Objective:
Give only the number of lines in the data that include the string "foliage".

..............................

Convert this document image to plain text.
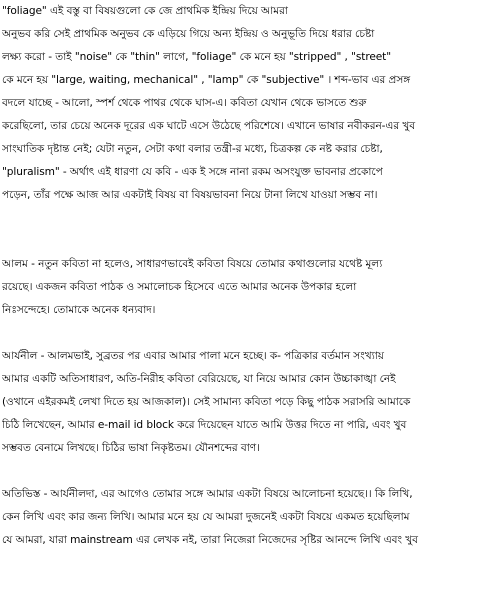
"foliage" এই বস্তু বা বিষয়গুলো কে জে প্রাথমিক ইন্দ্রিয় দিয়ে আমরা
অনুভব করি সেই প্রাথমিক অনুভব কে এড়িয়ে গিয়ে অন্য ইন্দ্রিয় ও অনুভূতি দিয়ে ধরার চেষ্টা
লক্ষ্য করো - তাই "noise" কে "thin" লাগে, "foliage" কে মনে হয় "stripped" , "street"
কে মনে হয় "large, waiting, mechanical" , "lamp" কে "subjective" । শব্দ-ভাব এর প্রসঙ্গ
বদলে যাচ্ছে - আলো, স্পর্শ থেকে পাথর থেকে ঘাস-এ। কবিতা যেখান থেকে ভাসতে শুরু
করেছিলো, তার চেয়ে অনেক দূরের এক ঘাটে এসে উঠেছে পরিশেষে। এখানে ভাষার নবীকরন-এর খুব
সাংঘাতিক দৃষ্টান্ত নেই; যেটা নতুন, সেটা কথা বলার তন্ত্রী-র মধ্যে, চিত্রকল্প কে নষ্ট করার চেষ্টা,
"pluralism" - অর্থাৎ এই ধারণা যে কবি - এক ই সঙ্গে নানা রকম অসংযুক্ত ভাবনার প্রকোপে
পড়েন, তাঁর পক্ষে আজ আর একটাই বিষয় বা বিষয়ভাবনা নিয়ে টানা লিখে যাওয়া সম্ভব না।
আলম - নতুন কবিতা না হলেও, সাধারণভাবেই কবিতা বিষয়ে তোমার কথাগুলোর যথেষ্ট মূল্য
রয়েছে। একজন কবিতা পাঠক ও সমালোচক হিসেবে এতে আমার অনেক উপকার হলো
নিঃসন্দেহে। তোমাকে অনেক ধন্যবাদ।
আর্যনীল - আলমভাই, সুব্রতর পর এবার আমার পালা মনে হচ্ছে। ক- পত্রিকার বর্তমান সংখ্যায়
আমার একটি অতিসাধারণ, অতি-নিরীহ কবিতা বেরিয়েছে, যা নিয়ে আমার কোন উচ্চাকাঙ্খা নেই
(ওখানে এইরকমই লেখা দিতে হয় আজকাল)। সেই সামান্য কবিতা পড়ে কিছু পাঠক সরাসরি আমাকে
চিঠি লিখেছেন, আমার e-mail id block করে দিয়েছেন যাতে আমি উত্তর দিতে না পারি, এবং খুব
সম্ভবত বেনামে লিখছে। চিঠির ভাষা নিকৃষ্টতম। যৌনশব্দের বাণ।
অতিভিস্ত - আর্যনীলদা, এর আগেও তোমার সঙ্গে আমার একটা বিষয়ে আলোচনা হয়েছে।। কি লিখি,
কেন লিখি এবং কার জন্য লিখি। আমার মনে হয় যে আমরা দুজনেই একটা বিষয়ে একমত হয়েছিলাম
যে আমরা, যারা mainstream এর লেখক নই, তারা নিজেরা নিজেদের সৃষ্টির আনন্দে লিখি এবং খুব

..............................

Result:
2